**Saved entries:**
============
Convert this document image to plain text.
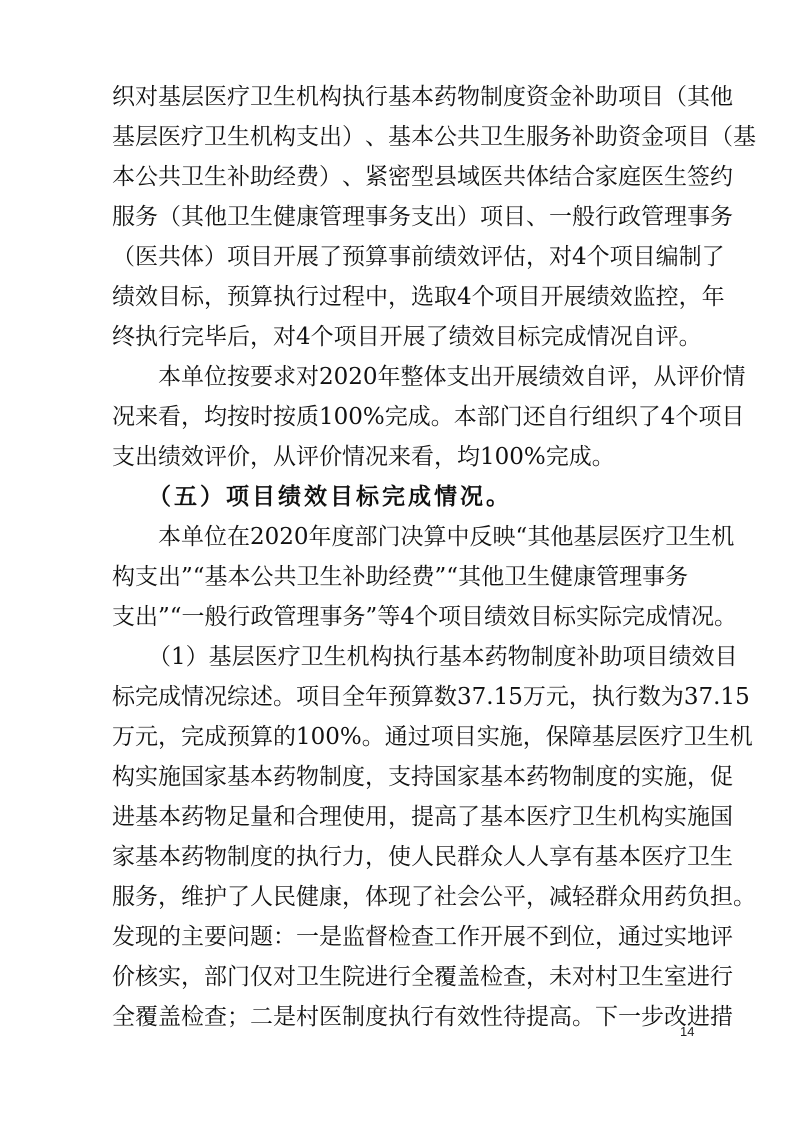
织 对 基 层 医 疗 卫 生 机 构 执 行 基 本 药 物 制 度 资 金 补 助 项 目 （ 其 他
基 层 医 疗 卫 生 机 构 支 出 ） 、 基 本 公 共 卫 生 服 务 补 助 资 金 项 目 （ 基
本 公 共 卫 生 补 助 经 费 ） 、 紧 密 型 县 域 医 共 体 结 合 家 庭 医 生 签 约
服 务 （ 其 他 卫 生 健 康 管 理 事 务 支 出 ） 项 目 、 一 般 行 政 管 理 事 务
（ 医 共 体 ） 项 目 开 展 了 预 算 事 前 绩 效 评 估 ， 对 4 个 项 目 编 制 了
绩 效 目 标 ， 预 算 执 行 过 程 中 ， 选 取 4 个 项 目 开 展 绩 效 监 控 ， 年
终 执 行 完 毕 后 ， 对 4 个 项 目 开 展 了 绩 效 目 标 完 成 情 况 自 评 。
本 单 位 按 要 求 对 2020 年 整 体 支 出 开 展 绩 效 自 评 ， 从 评 价 情
况 来 看 ， 均 按 时 按 质 100% 完 成 。 本 部 门 还 自 行 组 织 了 4 个 项 目
支 出 绩 效 评 价 ， 从 评 价 情 况 来 看 ， 均 100% 完 成 。
（五）项目绩效目标完成情况。
本 单 位 在 2020 年 度 部 门 决 算 中 反 映 “ 其 他 基 层 医 疗 卫 生 机
构 支 出 ” “ 基 本 公 共 卫 生 补 助 经 费 ” “ 其 他 卫 生 健 康 管 理 事 务
支 出 ” “ 一 般 行 政 管 理 事 务 ” 等 4 个 项 目 绩 效 目 标 实 际 完 成 情 况 。
（ 1 ） 基 层 医 疗 卫 生 机 构 执 行 基 本 药 物 制 度 补 助 项 目 绩 效 目
标 完 成 情 况 综 述 。 项 目 全 年 预 算 数 37.15 万 元 ， 执 行 数 为 37.15
万 元 ， 完 成 预 算 的 100% 。 通 过 项 目 实 施 ， 保 障 基 层 医 疗 卫 生 机
构 实 施 国 家 基 本 药 物 制 度 ， 支 持 国 家 基 本 药 物 制 度 的 实 施 ， 促
进 基 本 药 物 足 量 和 合 理 使 用 ， 提 高 了 基 本 医 疗 卫 生 机 构 实 施 国
家 基 本 药 物 制 度 的 执 行 力 ， 使 人 民 群 众 人 人 享 有 基 本 医 疗 卫 生
服 务 ， 维 护 了 人 民 健 康 ， 体 现 了 社 会 公 平 ， 减 轻 群 众 用 药 负 担 。
发 现 的 主 要 问 题 ： 一 是 监 督 检 查 工 作 开 展 不 到 位 ， 通 过 实 地 评
价 核 实 ， 部 门 仅 对 卫 生 院 进 行 全 覆 盖 检 查 ， 未 对 村 卫 生 室 进 行
全 覆 盖 检 查 ； 二 是 村 医 制 度 执 行 有 效 性 待 提 高 。 下 一 步 改 进 措
14
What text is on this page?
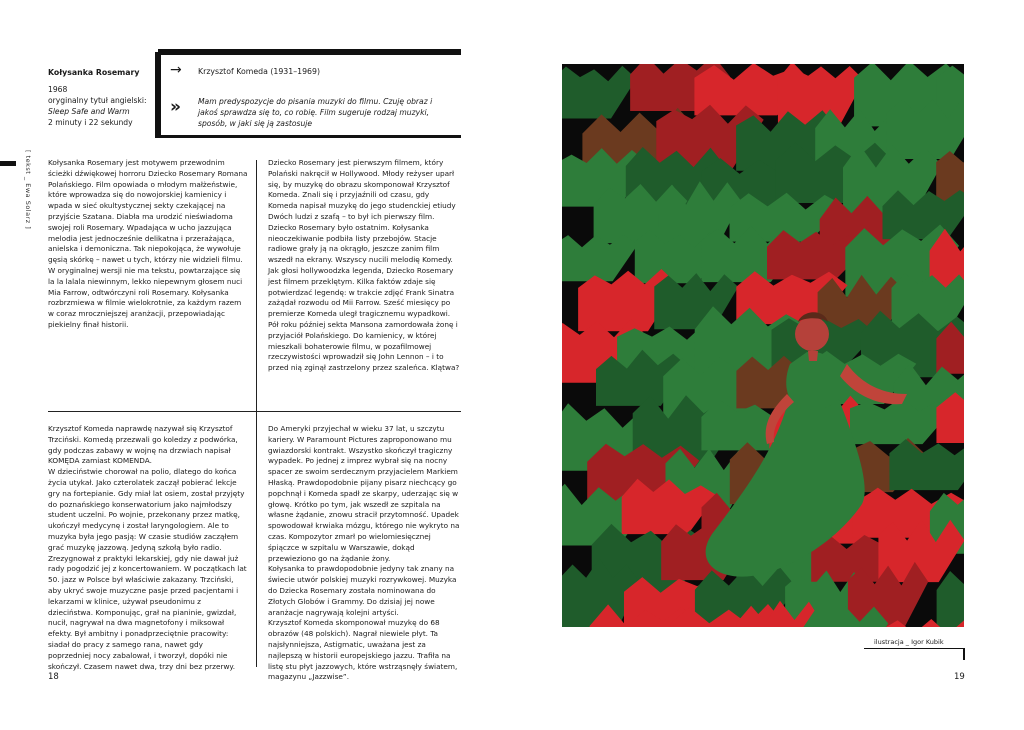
[ tekst _ Ewa Solarz ]
Kołysanka Rosemary
1968
oryginalny tytuł angielski:
Sleep Safe and Warm
2 minuty i 22 sekundy
→ Krzysztof Komeda (1931–1969)
» Mam predyspozycje do pisania muzyki do filmu. Czuję obraz i jakoś sprawdza się to, co robię. Film sugeruje rodzaj muzyki, sposób, w jaki się ją zastosuje

Kołysanka Rosemary jest motywem przewodnim ścieżki dźwiękowej horroru Dziecko Rosemary Romana Polańskiego. Film opowiada o młodym małżeństwie, które wprowadza się do nowojorskiej kamienicy i wpada w sieć okultystycznej sekty czekającej na przyjście Szatana. Diabła ma urodzić nieświadoma swojej roli Rosemary. Wpadająca w ucho jazzująca melodia jest jednocześnie delikatna i przerażająca, anielska i demoniczna. Tak niepokojąca, że wywołuje gęsią skórkę – nawet u tych, którzy nie widzieli filmu. W oryginalnej wersji nie ma tekstu, powtarzające się la la lalala niewinnym, lekko niepewnym głosem nuci Mia Farrow, odtwórczyni roli Rosemary. Kołysanka rozbrzmiewa w filmie wielokrotnie, za każdym razem w coraz mroczniejszej aranżacji, przepowiadając piekielny finał historii.

Dziecko Rosemary jest pierwszym filmem, który Polański nakręcił w Hollywood. Młody reżyser uparł się, by muzykę do obrazu skomponował Krzysztof Komeda. Znali się i przyjaźnili od czasu, gdy Komeda napisał muzykę do jego studenckiej etiudy Dwóch ludzi z szafą – to był ich pierwszy film. Dziecko Rosemary było ostatnim. Kołysanka nieoczekiwanie podbiła listy przebojów. Stacje radiowe grały ją na okrągło, jeszcze zanim film wszedł na ekrany. Wszyscy nucili melodię Komedy. Jak głosi hollywoodzka legenda, Dziecko Rosemary jest filmem przeklętym. Kilka faktów zdaje się potwierdzać legendę: w trakcie zdjęć Frank Sinatra zażądał rozwodu od Mii Farrow. Sześć miesięcy po premierze Komeda uległ tragicznemu wypadkowi. Pół roku później sekta Mansona zamordowała żonę i przyjaciół Polańskiego. Do kamienicy, w której mieszkali bohaterowie filmu, w pozafilmowej rzeczywistości wprowadził się John Lennon – i to przed nią zginął zastrzelony przez szaleńca. Klątwa?

Krzysztof Komeda naprawdę nazywał się Krzysztof Trzciński. Komedą przezwali go koledzy z podwórka, gdy podczas zabawy w wojnę na drzwiach napisał KOMĘDA zamiast KOMENDA.

W dzieciństwie chorował na polio, dlatego do końca życia utykał. Jako czterolatek zaczął pobierać lekcje gry na fortepianie. Gdy miał lat osiem, został przyjęty do poznańskiego konserwatorium jako najmłodszy student uczelni. Po wojnie, przekonany przez matkę, ukończył medycynę i został laryngologiem. Ale to muzyka była jego pasją: W czasie studiów zacząłem grać muzykę jazzową. Jedyną szkołą było radio. Zrezygnował z praktyki lekarskiej, gdy nie dawał już rady pogodzić jej z koncertowaniem. W początkach lat 50. jazz w Polsce był właściwie zakazany. Trzciński, aby ukryć swoje muzyczne pasje przed pacjentami i lekarzami w klinice, używał pseudonimu z dzieciństwa. Komponując, grał na pianinie, gwizdał, nucił, nagrywał na dwa magnetofony i miksował efekty. Był ambitny i ponadprzeciętnie pracowity: siadał do pracy z samego rana, nawet gdy poprzedniej nocy zabalował, i tworzył, dopóki nie skończył. Czasem nawet dwa, trzy dni bez przerwy.

Do Ameryki przyjechał w wieku 37 lat, u szczytu kariery. W Paramount Pictures zaproponowano mu gwiazdorski kontrakt. Wszystko skończył tragiczny wypadek. Po jednej z imprez wybrał się na nocny spacer ze swoim serdecznym przyjacielem Markiem Hłaską. Prawdopodobnie pijany pisarz niechcący go popchnął i Komeda spadł ze skarpy, uderzając się w głowę. Krótko po tym, jak wszedł ze szpitala na własne żądanie, znowu stracił przytomność. Upadek spowodował krwiaka mózgu, którego nie wykryto na czas. Kompozytor zmarł po wielomiesięcznej śpiączce w szpitalu w Warszawie, dokąd przewieziono go na żądanie żony.

Kołysanka to prawdopodobnie jedyny tak znany na świecie utwór polskiej muzyki rozrywkowej. Muzyka do Dziecka Rosemary została nominowana do Złotych Globów i Grammy. Do dzisiaj jej nowe aranżacje nagrywają kolejni artyści.

Krzysztof Komeda skomponował muzykę do 68 obrazów (48 polskich). Nagrał niewiele płyt. Ta najsłynniejsza, Astigmatic, uważana jest za najlepszą w historii europejskiego jazzu. Trafiła na listę stu płyt jazzowych, które wstrząsnęły światem, magazynu „Jazzwise”.

18
ilustracja _ Igor Kubik
19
============
**REQUEST:** Go through the listing above and locate each line that holds the word "text". Copy those lines.

**SOLUTION TO THE EXERCISE:**
Convert this document image to plain text.
What text is on this page?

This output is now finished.